Product Request: The Efficient Texting Service
I’ve got too many ideas. If you are an entrepreneur, or feel like you’ve got some entrepreneurial spirit in you, you know what I mean. I have too many products I want to develop and not enough time or money to do it. Most of these products are things that I really want developed and want to use. Because of this, from time to time I’ll just post the idea up on this blog and request that someone out there make this product to improve the world. Here is today’s product request.
The Efficient Texting Service
Problem: I’ve got an unlimited data plan on my phone. I can send emails around the world for free. So why am I paying $5 a month for 200 text messages per month? I can go to any site on the web! Why does a few lines of text have to cost me anything? We’re being ripped off.
Notes: You can send text messages from your email. Each wireless carrier has its own way of doing this or you could use a service called Teleflip where all you have to do is send an email to the phonenumber@teleflip.com (example: 9175556789@teleflip.com). Not only will your message be sent to that person’s phone, but also the replies will come back to your email.
Solution: Text Routing Service (TRS)
How it works: A simple piece of software is installed on your phone that has a data plan. This software takes any text message that you send out and instead of routing it through the phone networks, sends it out to phonenumber@TRS.com via your data plan. TRS then sends the message to the recipient as either a text message or an email depending on the recipient’s preferences. If the recipient doesn’t have a TRS account, then it just sends it as a text message. The reply to that text message would go through TRS as well and you could choose to receive replies as texts or emails.

> **GIVEN INSTRUCTION A**: From the texting service post, write out the part that opens with the words containing "Product Request: The" and closes with "today’s product request.".

> **DATA SUPPLIED**:
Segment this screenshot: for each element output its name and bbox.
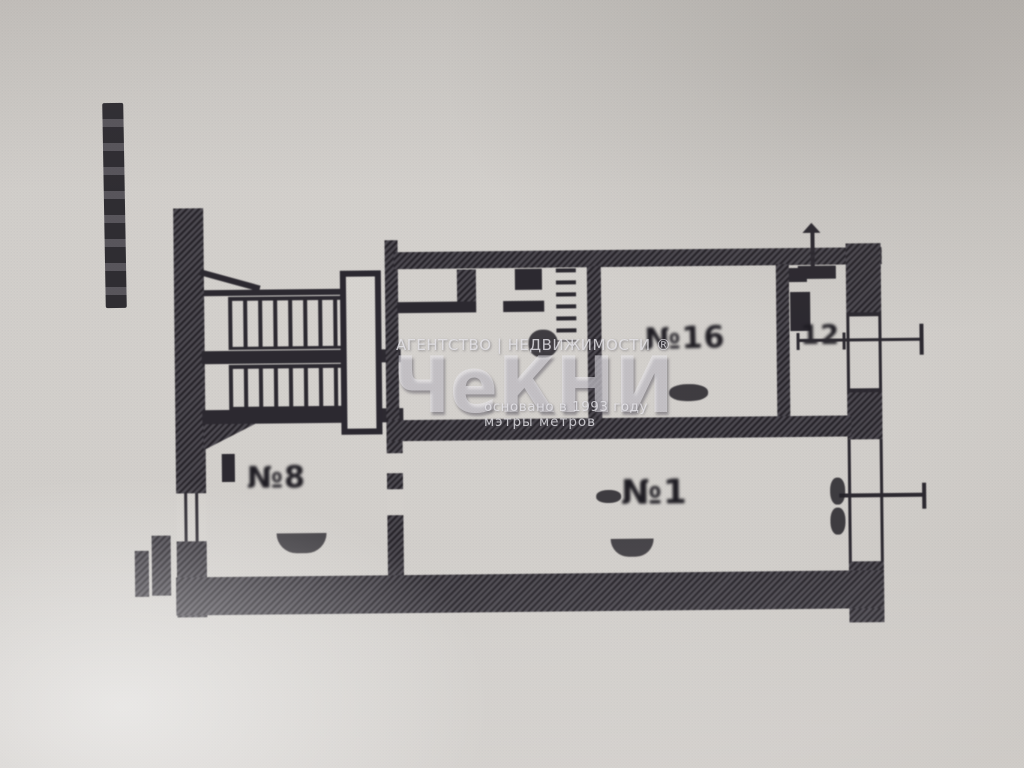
window-frame-line [184,493,188,541]
vent-block [798,266,836,279]
label-tick [222,454,235,482]
radiator-mark [830,508,845,535]
vent-arrow-line [810,229,814,267]
service-stair-hatch [556,268,577,341]
partition-horizontal [503,301,544,312]
stair-landing [340,270,383,434]
window-frame-line [846,314,850,390]
watermark-founded-line: основано в 1993 году [484,399,648,415]
door-gap [387,489,403,515]
porch-step [152,536,172,596]
stair-corner-hatch [203,424,255,451]
door-gap [387,453,403,473]
room-area-smudge [277,533,327,554]
flue-block [515,269,542,290]
label-dash [596,490,621,503]
wall-room16-right [776,264,791,426]
wall-right-segment [847,392,882,439]
window-mid-line [839,493,925,498]
window-frame-line [846,312,881,316]
window-line-endbar [922,483,926,509]
wall-right-segment [846,243,882,314]
window-left [176,493,207,541]
watermark-tagline: мэтры метров [484,414,596,430]
room-label: №1 [621,472,688,513]
stair-flight-lower [229,364,346,410]
vent-arrow-head [802,223,820,233]
window-frame-line [878,314,882,390]
section-line [800,338,922,342]
porch-step [135,551,149,597]
radiator-mark [830,478,845,505]
scanned-floor-plan-photo: №16 12 [0,0,1024,768]
window-frame-line [195,493,199,541]
stair-flight-upper [228,296,346,350]
room-area-smudge [669,384,708,401]
room-label: №8 [247,460,306,496]
stair-cut-diagonal [199,269,260,291]
section-line-endbar [919,324,923,355]
window-frame-line [848,439,852,561]
room-area-smudge [611,539,654,557]
window-frame-line [880,439,884,561]
partition-horizontal [397,301,476,313]
room-label: 12 [800,320,840,351]
wall-bottom [176,570,884,615]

> **GIVEN INSTRUCTION B**: Edit the part of the rows that opens with the line containing "window-frame-line [184,493,188,541]" and closes with the line containing "partition-horizontal [503,301,544,312]", with both of those lines included. Change "radiator-mark" to "heater-mark", and return only those lines.

> **EXERCISE RESULT A**:
Product Request: The Efficient Texting Service
I’ve got too many ideas. If you are an entrepreneur, or feel like you’ve got some entrepreneurial spirit in you, you know what I mean. I have too many products I want to develop and not enough time or money to do it. Most of these products are things that I really want developed and want to use. Because of this, from time to time I’ll just post the idea up on this blog and request that someone out there make this product to improve the world. Here is today’s product request.

> **EXERCISE RESULT B**:
window-frame-line [184,493,188,541]
vent-block [798,266,836,279]
label-tick [222,454,235,482]
heater-mark [830,508,845,535]
vent-arrow-line [810,229,814,267]
service-stair-hatch [556,268,577,341]
partition-horizontal [503,301,544,312]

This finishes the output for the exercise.